→ **Goal**
An exact reproduction of the records is required, with all images left out.

→ **Dataset records on visual material**

═══

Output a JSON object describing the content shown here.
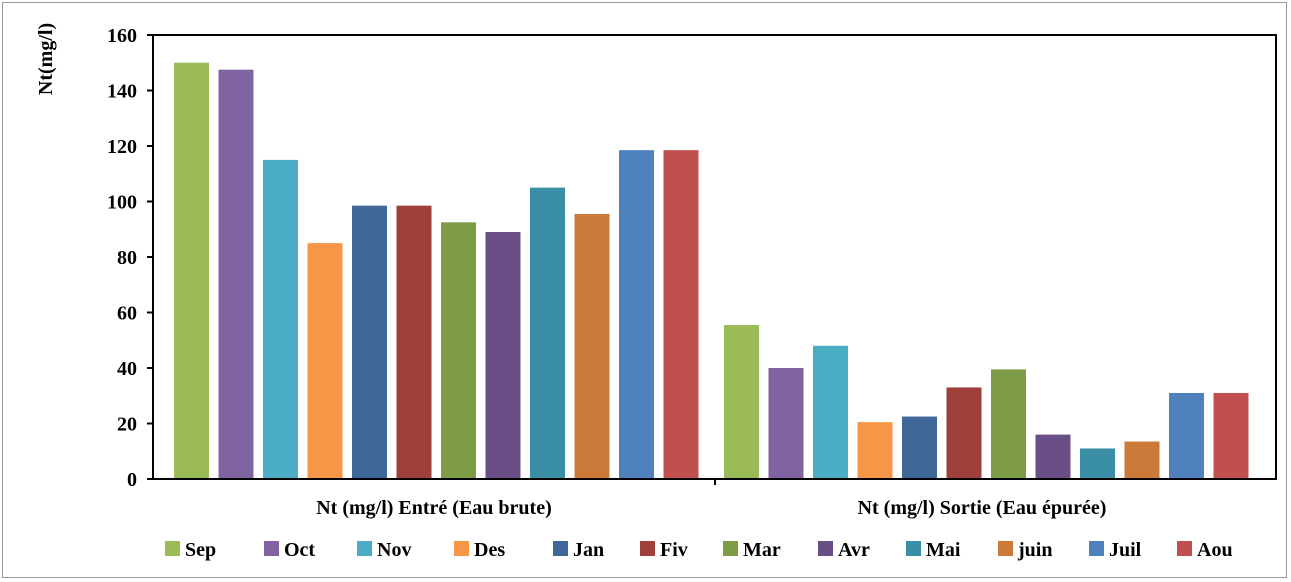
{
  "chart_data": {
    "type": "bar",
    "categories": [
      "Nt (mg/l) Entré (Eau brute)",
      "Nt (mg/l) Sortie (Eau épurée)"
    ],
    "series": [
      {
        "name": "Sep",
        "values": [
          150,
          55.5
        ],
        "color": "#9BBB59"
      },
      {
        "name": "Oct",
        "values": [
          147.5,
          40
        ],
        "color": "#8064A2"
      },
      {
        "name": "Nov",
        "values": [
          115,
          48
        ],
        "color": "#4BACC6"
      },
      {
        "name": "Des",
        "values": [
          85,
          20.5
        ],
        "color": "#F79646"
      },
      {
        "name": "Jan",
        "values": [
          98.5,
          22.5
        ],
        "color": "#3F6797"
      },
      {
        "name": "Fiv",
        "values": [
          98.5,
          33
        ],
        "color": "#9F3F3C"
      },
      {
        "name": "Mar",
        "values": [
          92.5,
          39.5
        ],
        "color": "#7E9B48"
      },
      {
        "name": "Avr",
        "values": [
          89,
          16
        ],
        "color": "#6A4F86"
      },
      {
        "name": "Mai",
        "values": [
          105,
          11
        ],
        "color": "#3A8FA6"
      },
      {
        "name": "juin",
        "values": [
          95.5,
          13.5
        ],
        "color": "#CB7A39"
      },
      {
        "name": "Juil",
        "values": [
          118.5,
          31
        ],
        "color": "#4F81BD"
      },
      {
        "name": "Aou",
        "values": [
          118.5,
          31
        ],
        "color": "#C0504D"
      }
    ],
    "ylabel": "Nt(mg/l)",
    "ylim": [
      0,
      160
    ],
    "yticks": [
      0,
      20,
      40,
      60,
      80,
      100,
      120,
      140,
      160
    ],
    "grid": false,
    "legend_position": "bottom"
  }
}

═══

→ **Answer to this task**
Output a JSON object describing the content shown here.
{
  "chart_data": {
    "type": "bar",
    "categories": [
      "Nt (mg/l) Entré (Eau brute)",
      "Nt (mg/l) Sortie (Eau épurée)"
    ],
    "series": [
      {
        "name": "Sep",
        "values": [
          150,
          55.5
        ],
        "color": "#9BBB59"
      },
      {
        "name": "Oct",
        "values": [
          147.5,
          40
        ],
        "color": "#8064A2"
      },
      {
        "name": "Nov",
        "values": [
          115,
          48
        ],
        "color": "#4BACC6"
      },
      {
        "name": "Des",
        "values": [
          85,
          20.5
        ],
        "color": "#F79646"
      },
      {
        "name": "Jan",
        "values": [
          98.5,
          22.5
        ],
        "color": "#3F6797"
      },
      {
        "name": "Fiv",
        "values": [
          98.5,
          33
        ],
        "color": "#9F3F3C"
      },
      {
        "name": "Mar",
        "values": [
          92.5,
          39.5
        ],
        "color": "#7E9B48"
      },
      {
        "name": "Avr",
        "values": [
          89,
          16
        ],
        "color": "#6A4F86"
      },
      {
        "name": "Mai",
        "values": [
          105,
          11
        ],
        "color": "#3A8FA6"
      },
      {
        "name": "juin",
        "values": [
          95.5,
          13.5
        ],
        "color": "#CB7A39"
      },
      {
        "name": "Juil",
        "values": [
          118.5,
          31
        ],
        "color": "#4F81BD"
      },
      {
        "name": "Aou",
        "values": [
          118.5,
          31
        ],
        "color": "#C0504D"
      }
    ],
    "ylabel": "Nt(mg/l)",
    "ylim": [
      0,
      160
    ],
    "yticks": [
      0,
      20,
      40,
      60,
      80,
      100,
      120,
      140,
      160
    ],
    "grid": false,
    "legend_position": "bottom"
  }
}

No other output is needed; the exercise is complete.